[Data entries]
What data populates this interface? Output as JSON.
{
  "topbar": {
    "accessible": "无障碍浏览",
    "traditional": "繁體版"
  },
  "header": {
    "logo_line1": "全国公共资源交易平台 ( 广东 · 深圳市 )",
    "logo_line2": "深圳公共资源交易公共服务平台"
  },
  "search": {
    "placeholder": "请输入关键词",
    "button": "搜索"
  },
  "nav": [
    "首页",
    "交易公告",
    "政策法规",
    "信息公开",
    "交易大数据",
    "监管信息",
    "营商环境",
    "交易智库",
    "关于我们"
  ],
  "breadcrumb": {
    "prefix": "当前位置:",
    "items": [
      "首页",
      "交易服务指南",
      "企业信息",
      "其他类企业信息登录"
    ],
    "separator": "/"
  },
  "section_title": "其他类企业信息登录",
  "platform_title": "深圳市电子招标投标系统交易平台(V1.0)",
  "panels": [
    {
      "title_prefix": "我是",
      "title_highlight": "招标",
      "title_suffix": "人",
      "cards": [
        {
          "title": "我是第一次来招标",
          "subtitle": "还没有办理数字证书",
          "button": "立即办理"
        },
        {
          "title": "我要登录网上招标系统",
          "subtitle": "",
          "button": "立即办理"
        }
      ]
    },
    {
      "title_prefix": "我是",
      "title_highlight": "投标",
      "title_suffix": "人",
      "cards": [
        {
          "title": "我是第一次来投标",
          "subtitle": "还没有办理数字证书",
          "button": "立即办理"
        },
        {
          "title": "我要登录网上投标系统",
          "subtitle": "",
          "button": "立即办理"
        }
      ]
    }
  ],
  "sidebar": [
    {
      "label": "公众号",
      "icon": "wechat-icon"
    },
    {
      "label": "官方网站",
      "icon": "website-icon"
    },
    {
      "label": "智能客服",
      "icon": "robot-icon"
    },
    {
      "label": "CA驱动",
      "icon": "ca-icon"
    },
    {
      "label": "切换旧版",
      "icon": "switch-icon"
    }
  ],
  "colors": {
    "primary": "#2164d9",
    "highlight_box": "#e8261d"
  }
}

### Exercise prompt
Copy all lines from the material that contain "其他类企业信息登录".

### The answer
      "其他类企业信息登录"
  "section_title": "其他类企业信息登录",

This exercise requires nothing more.